**TO BE DONE**
Reproduce each line of the listing exactly.

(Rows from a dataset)
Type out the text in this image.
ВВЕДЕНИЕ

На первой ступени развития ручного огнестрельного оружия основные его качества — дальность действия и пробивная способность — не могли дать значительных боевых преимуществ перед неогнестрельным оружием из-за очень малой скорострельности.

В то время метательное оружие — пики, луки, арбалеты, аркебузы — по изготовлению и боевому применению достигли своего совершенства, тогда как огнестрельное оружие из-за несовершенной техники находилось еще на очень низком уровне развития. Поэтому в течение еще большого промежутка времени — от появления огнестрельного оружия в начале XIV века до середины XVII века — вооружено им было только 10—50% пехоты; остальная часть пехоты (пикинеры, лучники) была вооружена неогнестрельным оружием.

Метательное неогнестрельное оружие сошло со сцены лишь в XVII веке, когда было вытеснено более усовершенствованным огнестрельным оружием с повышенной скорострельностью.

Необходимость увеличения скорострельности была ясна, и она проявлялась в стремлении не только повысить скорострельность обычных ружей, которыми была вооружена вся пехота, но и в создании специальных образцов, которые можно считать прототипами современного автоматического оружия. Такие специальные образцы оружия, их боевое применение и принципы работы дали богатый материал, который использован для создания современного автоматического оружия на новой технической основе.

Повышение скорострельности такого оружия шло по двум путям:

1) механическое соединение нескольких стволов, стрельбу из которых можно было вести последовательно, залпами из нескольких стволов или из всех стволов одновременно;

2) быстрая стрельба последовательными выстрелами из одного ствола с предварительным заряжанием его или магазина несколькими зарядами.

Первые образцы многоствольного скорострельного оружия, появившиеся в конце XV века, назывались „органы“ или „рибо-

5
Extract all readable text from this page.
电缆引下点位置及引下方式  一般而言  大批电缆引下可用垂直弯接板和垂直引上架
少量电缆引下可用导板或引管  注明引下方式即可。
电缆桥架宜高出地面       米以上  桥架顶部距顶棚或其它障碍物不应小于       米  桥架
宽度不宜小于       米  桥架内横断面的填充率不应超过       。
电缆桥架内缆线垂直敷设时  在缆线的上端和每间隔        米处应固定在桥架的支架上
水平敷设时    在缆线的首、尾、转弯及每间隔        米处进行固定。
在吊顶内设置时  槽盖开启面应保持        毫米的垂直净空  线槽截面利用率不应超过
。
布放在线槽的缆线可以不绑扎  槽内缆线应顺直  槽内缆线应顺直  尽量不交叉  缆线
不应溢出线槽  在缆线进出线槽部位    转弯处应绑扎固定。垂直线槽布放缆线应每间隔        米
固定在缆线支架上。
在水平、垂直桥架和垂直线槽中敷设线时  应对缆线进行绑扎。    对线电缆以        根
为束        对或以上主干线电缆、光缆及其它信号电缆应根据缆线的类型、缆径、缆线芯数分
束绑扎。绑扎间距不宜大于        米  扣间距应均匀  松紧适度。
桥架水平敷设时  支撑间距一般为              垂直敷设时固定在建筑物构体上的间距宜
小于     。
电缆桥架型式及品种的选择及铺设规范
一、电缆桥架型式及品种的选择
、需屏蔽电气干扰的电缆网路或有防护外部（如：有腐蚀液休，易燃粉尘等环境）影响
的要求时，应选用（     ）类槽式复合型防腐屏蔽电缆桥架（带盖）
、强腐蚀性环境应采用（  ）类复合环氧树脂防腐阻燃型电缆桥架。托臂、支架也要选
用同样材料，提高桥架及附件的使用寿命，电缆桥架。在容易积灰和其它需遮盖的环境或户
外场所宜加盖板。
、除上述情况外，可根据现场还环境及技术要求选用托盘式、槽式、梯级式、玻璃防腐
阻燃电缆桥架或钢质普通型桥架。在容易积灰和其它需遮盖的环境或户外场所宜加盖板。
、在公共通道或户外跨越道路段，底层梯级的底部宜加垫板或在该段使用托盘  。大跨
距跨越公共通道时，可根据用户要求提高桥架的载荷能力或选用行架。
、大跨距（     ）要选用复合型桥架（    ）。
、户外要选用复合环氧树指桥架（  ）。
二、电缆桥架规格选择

**REPLY TO THE EXERCISE**
Type out the text in this image.
ВВЕДЕНИЕ

На первой ступени развития ручного огнестрельного оружия основные его качества — дальность действия и пробивная способность — не могли дать значительных боевых преимуществ перед неогнестрельным оружием из-за очень малой скорострельности.

В то время метательное оружие — пики, луки, арбалеты, аркебузы — по изготовлению и боевому применению достигли своего совершенства, тогда как огнестрельное оружие из-за несовершенной техники находилось еще на очень низком уровне развития. Поэтому в течение еще большого промежутка времени — от появления огнестрельного оружия в начале XIV века до середины XVII века — вооружено им было только 10—50% пехоты; остальная часть пехоты (пикинеры, лучники) была вооружена неогнестрельным оружием.

Метательное неогнестрельное оружие сошло со сцены лишь в XVII веке, когда было вытеснено более усовершенствованным огнестрельным оружием с повышенной скорострельностью.

Необходимость увеличения скорострельности была ясна, и она проявлялась в стремлении не только повысить скорострельность обычных ружей, которыми была вооружена вся пехота, но и в создании специальных образцов, которые можно считать прототипами современного автоматического оружия. Такие специальные образцы оружия, их боевое применение и принципы работы дали богатый материал, который использован для создания современного автоматического оружия на новой технической основе.

Повышение скорострельности такого оружия шло по двум путям:

1) механическое соединение нескольких стволов, стрельбу из которых можно было вести последовательно, залпами из нескольких стволов или из всех стволов одновременно;

2) быстрая стрельба последовательными выстрелами из одного ствола с предварительным заряжанием его или магазина несколькими зарядами.

Первые образцы многоствольного скорострельного оружия, появившиеся в конце XV века, назывались „органы“ или „рибо-

5
Extract all readable text from this page.
电缆引下点位置及引下方式  一般而言  大批电缆引下可用垂直弯接板和垂直引上架
少量电缆引下可用导板或引管  注明引下方式即可。
电缆桥架宜高出地面       米以上  桥架顶部距顶棚或其它障碍物不应小于       米  桥架
宽度不宜小于       米  桥架内横断面的填充率不应超过       。
电缆桥架内缆线垂直敷设时  在缆线的上端和每间隔        米处应固定在桥架的支架上
水平敷设时    在缆线的首、尾、转弯及每间隔        米处进行固定。
在吊顶内设置时  槽盖开启面应保持        毫米的垂直净空  线槽截面利用率不应超过
。
布放在线槽的缆线可以不绑扎  槽内缆线应顺直  槽内缆线应顺直  尽量不交叉  缆线
不应溢出线槽  在缆线进出线槽部位    转弯处应绑扎固定。垂直线槽布放缆线应每间隔        米
固定在缆线支架上。
在水平、垂直桥架和垂直线槽中敷设线时  应对缆线进行绑扎。    对线电缆以        根
为束        对或以上主干线电缆、光缆及其它信号电缆应根据缆线的类型、缆径、缆线芯数分
束绑扎。绑扎间距不宜大于        米  扣间距应均匀  松紧适度。
桥架水平敷设时  支撑间距一般为              垂直敷设时固定在建筑物构体上的间距宜
小于     。
电缆桥架型式及品种的选择及铺设规范
一、电缆桥架型式及品种的选择
、需屏蔽电气干扰的电缆网路或有防护外部（如：有腐蚀液休，易燃粉尘等环境）影响
的要求时，应选用（     ）类槽式复合型防腐屏蔽电缆桥架（带盖）
、强腐蚀性环境应采用（  ）类复合环氧树脂防腐阻燃型电缆桥架。托臂、支架也要选
用同样材料，提高桥架及附件的使用寿命，电缆桥架。在容易积灰和其它需遮盖的环境或户
外场所宜加盖板。
、除上述情况外，可根据现场还环境及技术要求选用托盘式、槽式、梯级式、玻璃防腐
阻燃电缆桥架或钢质普通型桥架。在容易积灰和其它需遮盖的环境或户外场所宜加盖板。
、在公共通道或户外跨越道路段，底层梯级的底部宜加垫板或在该段使用托盘  。大跨
距跨越公共通道时，可根据用户要求提高桥架的载荷能力或选用行架。
、大跨距（     ）要选用复合型桥架（    ）。
、户外要选用复合环氧树指桥架（  ）。
二、电缆桥架规格选择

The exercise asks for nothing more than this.